(Stored items)
^^^^^^^^^^^^^^^^
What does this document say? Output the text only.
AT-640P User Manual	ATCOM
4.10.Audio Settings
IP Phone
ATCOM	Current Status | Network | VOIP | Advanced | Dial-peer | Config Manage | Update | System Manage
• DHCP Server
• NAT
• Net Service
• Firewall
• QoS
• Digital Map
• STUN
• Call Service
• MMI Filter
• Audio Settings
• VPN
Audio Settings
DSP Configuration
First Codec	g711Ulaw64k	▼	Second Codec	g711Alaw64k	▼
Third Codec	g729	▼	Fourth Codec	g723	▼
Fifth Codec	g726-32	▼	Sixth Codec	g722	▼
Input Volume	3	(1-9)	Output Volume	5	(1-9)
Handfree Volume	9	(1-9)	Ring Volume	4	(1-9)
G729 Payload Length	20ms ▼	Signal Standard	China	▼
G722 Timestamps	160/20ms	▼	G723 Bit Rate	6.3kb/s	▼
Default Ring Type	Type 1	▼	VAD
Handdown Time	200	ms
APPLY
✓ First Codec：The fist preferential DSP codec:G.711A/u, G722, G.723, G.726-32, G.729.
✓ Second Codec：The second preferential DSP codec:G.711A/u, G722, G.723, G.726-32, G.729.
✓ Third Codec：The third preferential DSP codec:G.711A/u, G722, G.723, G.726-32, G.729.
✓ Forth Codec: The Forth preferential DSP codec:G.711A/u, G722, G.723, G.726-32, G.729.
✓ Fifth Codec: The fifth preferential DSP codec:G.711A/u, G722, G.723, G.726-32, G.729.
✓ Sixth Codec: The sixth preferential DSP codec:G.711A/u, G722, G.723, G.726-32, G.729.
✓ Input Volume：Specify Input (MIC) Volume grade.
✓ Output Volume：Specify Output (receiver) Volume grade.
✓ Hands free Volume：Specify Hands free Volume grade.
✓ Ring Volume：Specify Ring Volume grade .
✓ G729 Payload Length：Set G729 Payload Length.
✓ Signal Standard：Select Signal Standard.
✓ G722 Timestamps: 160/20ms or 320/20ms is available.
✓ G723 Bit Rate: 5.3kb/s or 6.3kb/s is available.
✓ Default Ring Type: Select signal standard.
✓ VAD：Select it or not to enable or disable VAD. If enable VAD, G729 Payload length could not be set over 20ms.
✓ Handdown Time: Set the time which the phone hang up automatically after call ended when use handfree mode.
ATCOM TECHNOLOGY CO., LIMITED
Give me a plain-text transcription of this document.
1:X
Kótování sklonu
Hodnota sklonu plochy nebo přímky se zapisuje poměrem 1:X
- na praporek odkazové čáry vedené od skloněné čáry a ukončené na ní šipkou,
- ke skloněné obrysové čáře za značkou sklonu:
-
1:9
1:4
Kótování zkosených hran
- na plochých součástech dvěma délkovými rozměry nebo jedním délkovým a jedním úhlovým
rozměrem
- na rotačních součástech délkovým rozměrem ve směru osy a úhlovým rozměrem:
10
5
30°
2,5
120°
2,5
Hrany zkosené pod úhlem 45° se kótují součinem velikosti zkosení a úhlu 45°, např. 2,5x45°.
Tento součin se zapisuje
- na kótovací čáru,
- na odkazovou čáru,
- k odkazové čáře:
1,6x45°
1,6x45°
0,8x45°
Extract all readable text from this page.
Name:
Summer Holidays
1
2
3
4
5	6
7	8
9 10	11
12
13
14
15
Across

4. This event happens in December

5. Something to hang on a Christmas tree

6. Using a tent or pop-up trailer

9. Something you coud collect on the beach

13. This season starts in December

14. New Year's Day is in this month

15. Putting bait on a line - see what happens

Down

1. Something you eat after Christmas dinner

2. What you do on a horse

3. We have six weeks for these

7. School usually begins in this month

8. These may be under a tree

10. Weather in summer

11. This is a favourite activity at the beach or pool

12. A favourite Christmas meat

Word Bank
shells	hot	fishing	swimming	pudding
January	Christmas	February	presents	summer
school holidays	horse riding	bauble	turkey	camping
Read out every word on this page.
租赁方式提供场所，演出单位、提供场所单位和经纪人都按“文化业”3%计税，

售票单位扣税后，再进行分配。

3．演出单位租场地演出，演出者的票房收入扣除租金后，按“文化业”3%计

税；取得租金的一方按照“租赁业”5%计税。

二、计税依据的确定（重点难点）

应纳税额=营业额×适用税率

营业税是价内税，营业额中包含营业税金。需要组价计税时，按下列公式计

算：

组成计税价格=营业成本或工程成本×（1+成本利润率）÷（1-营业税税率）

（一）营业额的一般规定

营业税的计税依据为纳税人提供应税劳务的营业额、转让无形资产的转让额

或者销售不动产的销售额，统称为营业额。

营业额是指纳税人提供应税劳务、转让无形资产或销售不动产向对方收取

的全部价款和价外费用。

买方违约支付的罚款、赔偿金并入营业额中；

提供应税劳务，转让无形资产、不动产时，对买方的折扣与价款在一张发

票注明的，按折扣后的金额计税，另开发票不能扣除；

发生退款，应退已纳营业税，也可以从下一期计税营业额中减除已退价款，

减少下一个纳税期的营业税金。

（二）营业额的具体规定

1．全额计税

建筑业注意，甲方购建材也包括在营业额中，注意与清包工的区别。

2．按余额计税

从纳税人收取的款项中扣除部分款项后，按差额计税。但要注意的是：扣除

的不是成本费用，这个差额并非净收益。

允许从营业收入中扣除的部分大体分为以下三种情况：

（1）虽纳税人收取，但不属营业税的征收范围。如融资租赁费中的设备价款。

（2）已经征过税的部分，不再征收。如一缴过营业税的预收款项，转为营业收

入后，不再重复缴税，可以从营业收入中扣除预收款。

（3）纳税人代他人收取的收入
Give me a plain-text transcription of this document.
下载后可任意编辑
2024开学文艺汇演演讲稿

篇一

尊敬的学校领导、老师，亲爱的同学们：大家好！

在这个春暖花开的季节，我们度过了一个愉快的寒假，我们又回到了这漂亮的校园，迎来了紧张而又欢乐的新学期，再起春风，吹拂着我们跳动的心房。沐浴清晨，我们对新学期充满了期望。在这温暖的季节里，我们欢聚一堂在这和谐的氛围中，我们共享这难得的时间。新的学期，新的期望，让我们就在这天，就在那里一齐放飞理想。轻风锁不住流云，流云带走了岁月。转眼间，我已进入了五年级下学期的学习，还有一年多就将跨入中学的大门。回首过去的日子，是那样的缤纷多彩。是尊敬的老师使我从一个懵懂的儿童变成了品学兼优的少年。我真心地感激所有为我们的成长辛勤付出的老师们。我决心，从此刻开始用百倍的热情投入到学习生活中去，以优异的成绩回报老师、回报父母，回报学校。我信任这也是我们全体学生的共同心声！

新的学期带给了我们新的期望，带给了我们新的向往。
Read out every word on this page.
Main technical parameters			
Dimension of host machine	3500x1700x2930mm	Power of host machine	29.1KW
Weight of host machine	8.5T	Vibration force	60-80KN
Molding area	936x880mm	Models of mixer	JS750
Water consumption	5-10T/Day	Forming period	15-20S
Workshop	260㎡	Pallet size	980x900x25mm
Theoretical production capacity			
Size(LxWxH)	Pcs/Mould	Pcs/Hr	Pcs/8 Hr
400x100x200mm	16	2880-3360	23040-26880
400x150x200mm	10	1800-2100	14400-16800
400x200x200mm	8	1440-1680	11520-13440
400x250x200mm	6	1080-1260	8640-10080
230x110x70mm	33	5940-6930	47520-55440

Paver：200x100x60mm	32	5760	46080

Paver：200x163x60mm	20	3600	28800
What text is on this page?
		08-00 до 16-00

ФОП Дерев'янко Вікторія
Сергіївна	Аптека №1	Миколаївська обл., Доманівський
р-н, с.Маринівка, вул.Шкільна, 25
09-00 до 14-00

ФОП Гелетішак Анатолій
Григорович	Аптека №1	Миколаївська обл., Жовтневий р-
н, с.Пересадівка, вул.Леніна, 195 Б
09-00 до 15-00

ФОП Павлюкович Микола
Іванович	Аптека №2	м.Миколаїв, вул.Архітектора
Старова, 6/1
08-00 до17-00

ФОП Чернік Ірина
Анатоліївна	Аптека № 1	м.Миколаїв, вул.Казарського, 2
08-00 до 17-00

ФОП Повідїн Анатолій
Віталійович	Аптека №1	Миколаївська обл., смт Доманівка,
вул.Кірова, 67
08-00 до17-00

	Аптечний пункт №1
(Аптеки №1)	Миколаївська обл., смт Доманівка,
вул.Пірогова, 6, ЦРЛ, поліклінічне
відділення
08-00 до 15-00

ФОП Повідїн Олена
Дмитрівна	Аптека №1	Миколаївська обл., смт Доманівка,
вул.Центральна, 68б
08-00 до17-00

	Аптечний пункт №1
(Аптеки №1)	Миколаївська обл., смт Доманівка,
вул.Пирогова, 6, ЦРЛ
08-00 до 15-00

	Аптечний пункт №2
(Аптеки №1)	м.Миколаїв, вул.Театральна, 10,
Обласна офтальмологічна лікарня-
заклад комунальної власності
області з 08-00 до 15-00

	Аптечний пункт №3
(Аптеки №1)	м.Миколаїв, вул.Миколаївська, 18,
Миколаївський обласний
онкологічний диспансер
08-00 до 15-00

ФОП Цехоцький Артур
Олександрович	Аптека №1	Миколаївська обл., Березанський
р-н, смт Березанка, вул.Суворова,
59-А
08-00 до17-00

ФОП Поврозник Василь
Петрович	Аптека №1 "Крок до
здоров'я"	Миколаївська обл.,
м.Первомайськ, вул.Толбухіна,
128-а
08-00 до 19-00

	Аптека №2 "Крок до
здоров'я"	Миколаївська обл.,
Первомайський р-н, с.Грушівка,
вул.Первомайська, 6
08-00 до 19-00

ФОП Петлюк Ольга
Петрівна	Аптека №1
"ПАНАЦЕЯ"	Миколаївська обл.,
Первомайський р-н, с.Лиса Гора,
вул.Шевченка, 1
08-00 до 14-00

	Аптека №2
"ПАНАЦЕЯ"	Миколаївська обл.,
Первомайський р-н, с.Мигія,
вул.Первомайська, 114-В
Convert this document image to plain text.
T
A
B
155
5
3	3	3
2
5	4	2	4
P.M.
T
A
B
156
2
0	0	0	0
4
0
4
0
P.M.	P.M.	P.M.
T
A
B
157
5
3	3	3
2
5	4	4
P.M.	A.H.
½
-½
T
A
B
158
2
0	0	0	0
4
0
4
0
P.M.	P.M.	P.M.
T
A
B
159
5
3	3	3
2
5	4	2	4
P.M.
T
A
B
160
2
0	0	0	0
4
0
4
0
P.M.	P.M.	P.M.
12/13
^^^^^^^^^^^^^^^^
> **Aim**:
Within the material above, find the lines that contain the word "sklonu"; copy them.

> **The response**:
Kótování sklonu
Hodnota sklonu plochy nebo přímky se zapisuje poměrem 1:X
- ke skloněné obrysové čáře za značkou sklonu:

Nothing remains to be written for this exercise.